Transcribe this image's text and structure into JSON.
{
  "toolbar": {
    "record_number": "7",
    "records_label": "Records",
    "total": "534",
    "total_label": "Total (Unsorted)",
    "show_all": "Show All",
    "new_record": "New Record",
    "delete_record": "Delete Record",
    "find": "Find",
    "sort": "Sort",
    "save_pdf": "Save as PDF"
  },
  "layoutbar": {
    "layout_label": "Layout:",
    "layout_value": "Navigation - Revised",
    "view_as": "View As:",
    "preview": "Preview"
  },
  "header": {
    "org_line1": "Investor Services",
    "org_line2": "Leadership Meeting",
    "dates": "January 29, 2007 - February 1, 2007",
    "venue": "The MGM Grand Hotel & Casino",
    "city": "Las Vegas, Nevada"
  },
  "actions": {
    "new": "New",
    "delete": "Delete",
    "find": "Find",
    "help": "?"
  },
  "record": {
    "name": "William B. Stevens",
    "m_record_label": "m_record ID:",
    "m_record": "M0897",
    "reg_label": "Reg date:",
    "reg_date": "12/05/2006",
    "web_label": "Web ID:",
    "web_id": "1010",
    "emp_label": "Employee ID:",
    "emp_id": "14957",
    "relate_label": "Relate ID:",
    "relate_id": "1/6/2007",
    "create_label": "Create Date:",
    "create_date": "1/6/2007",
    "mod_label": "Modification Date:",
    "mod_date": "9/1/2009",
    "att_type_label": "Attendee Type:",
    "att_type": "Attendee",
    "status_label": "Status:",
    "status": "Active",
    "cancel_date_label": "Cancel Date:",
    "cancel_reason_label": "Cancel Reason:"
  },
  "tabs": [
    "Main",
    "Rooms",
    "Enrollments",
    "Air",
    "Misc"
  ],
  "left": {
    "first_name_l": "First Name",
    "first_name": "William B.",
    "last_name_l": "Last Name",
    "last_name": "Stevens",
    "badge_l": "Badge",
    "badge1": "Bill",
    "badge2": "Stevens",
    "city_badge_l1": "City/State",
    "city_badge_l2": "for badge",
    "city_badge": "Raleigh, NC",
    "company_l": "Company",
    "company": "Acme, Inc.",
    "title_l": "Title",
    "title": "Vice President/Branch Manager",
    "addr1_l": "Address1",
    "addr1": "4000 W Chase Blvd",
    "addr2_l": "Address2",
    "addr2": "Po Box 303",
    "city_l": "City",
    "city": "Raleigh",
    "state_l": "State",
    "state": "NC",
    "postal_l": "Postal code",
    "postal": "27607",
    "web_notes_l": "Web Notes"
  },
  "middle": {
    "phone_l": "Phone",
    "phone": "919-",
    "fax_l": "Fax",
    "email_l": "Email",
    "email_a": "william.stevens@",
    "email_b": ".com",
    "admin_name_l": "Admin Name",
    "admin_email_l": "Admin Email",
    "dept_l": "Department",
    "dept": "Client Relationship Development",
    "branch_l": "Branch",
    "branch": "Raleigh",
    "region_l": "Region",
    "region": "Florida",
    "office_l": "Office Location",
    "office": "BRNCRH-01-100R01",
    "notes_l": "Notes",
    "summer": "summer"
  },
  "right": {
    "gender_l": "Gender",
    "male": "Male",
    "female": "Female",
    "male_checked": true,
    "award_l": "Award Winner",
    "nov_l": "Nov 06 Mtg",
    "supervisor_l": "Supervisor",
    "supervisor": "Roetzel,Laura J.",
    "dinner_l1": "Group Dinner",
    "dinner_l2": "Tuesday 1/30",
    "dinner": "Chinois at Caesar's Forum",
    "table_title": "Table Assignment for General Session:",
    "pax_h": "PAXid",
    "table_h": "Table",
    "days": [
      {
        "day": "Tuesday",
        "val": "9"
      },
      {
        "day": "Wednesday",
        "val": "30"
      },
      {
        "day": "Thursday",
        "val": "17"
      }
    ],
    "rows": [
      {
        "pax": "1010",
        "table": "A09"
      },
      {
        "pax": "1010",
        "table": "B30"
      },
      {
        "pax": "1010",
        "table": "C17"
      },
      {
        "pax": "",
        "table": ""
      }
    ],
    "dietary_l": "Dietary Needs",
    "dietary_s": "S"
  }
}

.....

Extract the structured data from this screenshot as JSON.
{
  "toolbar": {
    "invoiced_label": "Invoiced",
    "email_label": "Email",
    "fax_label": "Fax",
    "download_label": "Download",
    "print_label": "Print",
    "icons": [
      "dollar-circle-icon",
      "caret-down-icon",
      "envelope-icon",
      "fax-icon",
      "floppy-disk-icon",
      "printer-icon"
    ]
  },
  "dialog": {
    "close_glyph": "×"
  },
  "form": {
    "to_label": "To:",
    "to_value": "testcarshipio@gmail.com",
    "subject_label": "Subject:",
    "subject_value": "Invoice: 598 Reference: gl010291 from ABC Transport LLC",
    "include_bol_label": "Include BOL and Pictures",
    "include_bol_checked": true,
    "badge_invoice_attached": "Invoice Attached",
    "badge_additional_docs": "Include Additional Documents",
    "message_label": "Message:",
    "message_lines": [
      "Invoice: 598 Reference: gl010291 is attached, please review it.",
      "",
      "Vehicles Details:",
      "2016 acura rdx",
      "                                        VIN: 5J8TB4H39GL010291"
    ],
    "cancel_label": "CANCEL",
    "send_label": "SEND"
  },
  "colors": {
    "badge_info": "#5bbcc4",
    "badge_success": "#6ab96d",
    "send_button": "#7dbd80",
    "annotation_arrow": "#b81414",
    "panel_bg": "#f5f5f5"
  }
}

.....

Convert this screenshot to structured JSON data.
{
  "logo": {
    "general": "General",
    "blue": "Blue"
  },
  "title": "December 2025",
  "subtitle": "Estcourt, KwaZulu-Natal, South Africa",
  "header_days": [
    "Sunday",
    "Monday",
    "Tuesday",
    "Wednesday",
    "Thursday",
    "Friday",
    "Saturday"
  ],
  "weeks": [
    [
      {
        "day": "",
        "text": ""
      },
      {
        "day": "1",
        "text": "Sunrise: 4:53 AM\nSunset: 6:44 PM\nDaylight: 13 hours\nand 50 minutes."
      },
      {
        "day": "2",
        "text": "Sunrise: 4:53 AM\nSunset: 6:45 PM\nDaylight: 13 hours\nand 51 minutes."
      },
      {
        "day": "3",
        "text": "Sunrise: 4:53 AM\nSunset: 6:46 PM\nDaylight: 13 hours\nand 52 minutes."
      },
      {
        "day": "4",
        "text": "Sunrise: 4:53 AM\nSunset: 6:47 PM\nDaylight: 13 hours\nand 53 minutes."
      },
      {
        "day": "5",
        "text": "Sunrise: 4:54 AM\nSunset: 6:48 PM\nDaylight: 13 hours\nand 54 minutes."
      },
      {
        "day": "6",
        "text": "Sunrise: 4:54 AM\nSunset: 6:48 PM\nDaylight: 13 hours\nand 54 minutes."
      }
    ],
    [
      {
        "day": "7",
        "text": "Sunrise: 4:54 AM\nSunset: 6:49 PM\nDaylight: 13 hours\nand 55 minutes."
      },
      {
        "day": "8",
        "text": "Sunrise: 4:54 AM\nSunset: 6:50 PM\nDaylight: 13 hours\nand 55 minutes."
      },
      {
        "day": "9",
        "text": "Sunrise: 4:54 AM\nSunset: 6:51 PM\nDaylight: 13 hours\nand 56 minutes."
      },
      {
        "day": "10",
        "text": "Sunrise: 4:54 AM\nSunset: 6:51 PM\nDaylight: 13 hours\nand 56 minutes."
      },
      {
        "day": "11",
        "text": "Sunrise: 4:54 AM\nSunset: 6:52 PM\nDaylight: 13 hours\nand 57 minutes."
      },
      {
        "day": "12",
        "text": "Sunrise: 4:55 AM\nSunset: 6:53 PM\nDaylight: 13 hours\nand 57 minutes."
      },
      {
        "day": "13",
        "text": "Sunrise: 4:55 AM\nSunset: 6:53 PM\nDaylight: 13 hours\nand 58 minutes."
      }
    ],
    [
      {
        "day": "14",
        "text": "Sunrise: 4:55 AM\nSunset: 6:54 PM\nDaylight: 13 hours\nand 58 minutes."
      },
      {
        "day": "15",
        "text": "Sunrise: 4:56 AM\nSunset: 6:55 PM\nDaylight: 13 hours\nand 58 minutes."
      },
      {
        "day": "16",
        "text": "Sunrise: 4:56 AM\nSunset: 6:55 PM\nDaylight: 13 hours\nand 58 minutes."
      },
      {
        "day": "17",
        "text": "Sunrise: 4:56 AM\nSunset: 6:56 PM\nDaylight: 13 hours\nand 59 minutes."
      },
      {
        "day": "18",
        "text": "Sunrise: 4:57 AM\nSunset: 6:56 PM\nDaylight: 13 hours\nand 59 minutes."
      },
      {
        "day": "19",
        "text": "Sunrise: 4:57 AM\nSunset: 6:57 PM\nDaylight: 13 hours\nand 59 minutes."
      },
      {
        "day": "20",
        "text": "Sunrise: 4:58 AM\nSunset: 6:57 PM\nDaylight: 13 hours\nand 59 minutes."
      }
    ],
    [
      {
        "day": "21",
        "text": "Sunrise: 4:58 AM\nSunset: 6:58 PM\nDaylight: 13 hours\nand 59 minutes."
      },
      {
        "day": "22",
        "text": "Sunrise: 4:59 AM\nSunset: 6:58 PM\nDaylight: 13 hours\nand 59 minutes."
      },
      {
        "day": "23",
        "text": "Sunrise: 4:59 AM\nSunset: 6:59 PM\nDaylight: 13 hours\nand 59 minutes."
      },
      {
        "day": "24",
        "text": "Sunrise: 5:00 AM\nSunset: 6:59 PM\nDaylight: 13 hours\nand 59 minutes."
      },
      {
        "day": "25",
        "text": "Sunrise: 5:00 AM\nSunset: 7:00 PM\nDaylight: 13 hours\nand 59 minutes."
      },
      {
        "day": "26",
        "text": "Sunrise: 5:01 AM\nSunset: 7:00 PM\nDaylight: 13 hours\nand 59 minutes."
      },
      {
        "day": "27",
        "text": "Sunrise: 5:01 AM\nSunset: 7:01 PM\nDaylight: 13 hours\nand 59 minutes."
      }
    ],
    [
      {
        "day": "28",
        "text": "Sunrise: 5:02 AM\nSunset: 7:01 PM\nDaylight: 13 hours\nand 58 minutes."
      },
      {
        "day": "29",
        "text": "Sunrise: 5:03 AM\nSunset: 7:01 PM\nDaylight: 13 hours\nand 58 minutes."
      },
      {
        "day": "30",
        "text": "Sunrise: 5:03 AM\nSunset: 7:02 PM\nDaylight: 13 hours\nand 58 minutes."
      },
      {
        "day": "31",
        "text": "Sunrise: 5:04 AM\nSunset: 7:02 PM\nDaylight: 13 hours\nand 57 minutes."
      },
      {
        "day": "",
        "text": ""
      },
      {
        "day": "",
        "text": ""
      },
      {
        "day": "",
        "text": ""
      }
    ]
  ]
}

.....

EXERCISE INSTRUCTIONS: Filter for "Attendee". Return all lines that hold it.

SOLUTION FOR THIS PROBLEM:
    "att_type_label": "Attendee Type:",
    "att_type": "Attendee",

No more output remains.